STATED PROBLEM:
Tell how many lines in the data below include the word "JSON". The answer is the number only.
⟨
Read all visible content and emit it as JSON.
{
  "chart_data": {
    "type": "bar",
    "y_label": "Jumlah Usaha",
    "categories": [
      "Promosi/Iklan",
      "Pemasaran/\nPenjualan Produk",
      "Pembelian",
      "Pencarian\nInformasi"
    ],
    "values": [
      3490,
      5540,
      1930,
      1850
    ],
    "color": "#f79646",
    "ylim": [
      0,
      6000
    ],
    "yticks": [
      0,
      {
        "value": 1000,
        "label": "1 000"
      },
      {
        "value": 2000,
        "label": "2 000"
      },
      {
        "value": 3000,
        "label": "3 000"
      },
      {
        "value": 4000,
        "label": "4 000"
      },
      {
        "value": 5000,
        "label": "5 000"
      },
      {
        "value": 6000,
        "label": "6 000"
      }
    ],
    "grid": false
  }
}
⟩
⟨
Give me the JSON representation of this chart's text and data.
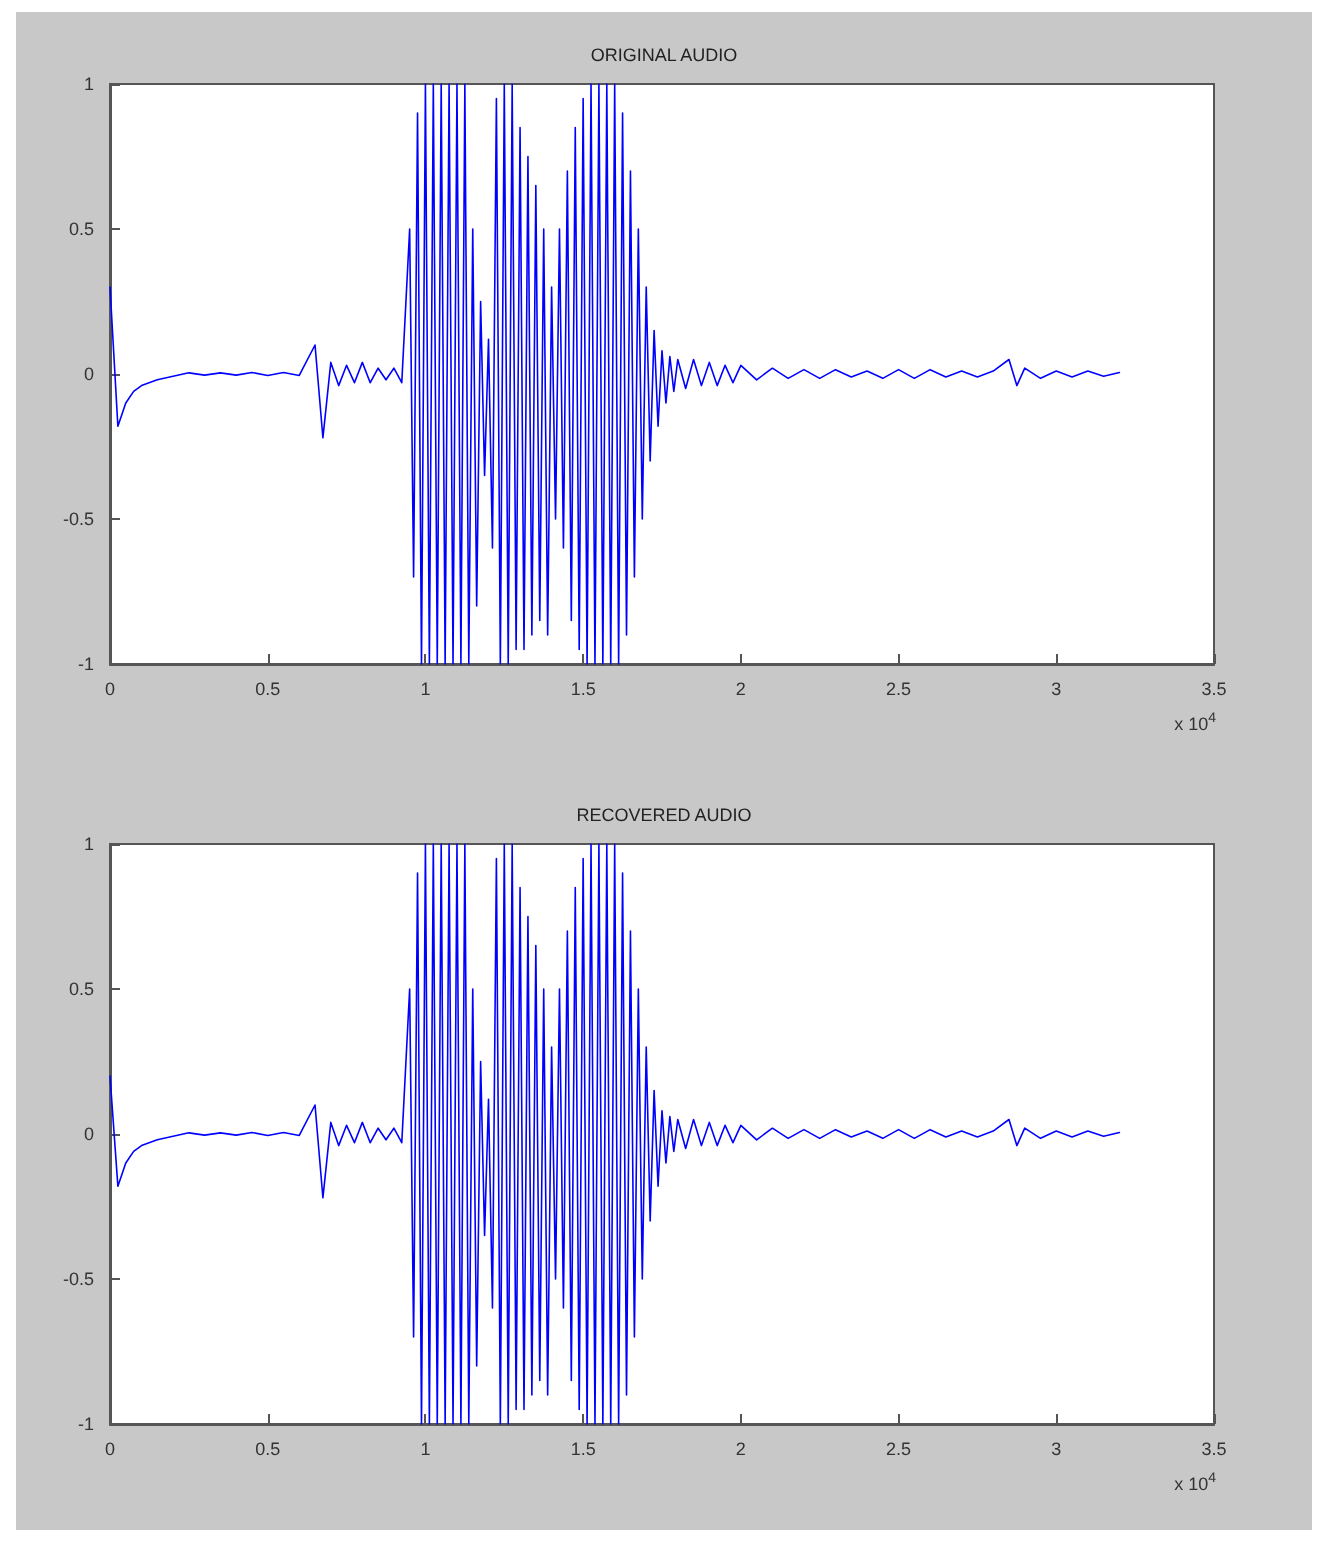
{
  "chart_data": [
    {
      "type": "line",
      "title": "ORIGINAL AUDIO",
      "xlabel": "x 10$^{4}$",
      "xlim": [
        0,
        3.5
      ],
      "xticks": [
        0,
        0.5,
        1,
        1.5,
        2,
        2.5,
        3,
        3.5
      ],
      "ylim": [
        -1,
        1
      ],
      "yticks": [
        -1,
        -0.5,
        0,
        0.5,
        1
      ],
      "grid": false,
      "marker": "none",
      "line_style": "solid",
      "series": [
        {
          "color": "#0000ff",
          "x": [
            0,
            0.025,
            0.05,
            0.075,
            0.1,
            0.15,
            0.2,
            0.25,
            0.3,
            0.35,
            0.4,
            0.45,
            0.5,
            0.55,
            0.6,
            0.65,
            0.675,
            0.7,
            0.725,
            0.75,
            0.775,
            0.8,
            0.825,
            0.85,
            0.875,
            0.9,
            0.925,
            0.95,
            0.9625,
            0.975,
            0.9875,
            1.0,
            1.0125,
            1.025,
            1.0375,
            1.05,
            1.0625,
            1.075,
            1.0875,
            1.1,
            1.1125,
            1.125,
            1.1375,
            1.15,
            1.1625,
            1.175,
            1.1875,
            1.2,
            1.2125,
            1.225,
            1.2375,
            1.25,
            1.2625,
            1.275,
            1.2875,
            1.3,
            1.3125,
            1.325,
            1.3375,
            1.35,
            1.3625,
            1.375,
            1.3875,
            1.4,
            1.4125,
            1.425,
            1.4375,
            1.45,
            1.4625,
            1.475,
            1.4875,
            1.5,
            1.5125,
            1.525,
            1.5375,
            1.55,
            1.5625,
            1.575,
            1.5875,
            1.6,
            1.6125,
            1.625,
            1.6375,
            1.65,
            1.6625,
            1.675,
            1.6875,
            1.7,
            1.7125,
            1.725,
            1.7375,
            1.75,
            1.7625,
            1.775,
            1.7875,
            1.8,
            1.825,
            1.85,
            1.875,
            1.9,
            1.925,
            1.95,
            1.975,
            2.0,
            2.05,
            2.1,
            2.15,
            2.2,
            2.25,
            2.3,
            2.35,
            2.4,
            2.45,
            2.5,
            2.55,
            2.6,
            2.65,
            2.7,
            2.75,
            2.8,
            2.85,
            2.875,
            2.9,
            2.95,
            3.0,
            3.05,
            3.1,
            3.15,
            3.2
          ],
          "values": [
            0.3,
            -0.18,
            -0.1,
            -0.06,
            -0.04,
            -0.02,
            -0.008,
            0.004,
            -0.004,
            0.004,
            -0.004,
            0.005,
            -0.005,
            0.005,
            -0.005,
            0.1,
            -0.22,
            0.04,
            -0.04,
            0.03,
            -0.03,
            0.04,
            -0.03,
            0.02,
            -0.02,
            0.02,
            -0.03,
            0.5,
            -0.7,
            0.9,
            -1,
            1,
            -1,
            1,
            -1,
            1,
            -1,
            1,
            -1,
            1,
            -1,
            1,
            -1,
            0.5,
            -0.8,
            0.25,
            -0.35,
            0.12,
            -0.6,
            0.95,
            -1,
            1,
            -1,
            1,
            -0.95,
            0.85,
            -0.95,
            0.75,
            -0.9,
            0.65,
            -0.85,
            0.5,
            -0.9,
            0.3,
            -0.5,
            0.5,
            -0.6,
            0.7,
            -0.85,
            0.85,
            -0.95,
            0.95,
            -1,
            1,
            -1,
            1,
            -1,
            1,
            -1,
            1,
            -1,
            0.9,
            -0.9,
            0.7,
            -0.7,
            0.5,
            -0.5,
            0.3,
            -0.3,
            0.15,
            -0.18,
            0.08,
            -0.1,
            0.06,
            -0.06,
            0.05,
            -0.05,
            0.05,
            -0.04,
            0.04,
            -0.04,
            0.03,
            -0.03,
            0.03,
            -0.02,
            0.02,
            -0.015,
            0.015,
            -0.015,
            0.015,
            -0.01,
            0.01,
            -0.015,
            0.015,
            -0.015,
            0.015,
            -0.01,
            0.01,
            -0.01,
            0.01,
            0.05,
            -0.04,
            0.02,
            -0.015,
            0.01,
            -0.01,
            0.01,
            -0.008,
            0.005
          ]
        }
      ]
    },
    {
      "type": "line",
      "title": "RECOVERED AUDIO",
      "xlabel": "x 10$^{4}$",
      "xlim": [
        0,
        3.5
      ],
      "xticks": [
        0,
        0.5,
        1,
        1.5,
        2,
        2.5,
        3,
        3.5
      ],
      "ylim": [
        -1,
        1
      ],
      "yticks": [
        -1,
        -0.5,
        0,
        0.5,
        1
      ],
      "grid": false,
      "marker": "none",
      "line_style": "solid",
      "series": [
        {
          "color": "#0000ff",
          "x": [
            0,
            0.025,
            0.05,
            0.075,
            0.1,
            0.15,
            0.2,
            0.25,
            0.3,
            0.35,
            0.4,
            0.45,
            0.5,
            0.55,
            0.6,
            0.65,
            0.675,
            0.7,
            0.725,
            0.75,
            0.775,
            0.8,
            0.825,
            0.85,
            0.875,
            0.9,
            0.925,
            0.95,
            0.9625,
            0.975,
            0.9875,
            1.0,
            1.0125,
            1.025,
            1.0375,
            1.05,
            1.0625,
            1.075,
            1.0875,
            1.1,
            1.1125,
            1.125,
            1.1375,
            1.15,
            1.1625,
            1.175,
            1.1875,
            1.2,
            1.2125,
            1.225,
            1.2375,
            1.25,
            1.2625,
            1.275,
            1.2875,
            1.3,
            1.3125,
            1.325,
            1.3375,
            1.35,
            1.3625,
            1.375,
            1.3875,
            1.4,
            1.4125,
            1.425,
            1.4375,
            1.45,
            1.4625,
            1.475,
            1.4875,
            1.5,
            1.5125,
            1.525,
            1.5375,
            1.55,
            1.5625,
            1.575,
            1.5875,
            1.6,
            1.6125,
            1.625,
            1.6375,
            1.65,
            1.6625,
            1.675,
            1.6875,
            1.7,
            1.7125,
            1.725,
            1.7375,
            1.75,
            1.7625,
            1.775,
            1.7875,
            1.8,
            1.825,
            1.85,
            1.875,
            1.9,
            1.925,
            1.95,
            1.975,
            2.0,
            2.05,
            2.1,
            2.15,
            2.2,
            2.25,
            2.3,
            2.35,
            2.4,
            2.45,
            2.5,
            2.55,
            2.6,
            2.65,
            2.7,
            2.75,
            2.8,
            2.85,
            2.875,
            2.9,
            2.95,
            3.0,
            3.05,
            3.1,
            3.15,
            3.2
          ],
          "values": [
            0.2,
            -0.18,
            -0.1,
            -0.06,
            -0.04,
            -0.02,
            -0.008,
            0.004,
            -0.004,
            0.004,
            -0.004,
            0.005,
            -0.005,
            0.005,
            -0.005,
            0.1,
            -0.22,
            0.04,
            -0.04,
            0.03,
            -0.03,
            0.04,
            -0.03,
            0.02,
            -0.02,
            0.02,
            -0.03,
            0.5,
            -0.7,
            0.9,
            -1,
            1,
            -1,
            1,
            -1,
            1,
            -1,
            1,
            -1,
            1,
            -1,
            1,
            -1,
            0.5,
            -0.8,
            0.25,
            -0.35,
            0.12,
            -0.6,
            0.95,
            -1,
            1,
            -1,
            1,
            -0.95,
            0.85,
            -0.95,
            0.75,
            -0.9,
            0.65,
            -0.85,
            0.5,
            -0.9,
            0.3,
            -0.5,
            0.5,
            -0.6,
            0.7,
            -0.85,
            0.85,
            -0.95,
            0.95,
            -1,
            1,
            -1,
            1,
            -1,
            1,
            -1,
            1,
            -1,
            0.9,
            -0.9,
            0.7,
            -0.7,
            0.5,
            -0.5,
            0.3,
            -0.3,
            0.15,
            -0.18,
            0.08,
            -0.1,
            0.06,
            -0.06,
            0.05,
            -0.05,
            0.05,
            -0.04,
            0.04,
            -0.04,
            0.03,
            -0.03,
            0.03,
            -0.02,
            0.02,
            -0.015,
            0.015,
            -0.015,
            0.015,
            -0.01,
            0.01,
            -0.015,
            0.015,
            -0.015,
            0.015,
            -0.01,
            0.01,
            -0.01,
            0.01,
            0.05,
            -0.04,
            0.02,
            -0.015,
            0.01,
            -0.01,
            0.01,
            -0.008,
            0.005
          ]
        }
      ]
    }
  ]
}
⟩
CORRECT RESPONSE:
2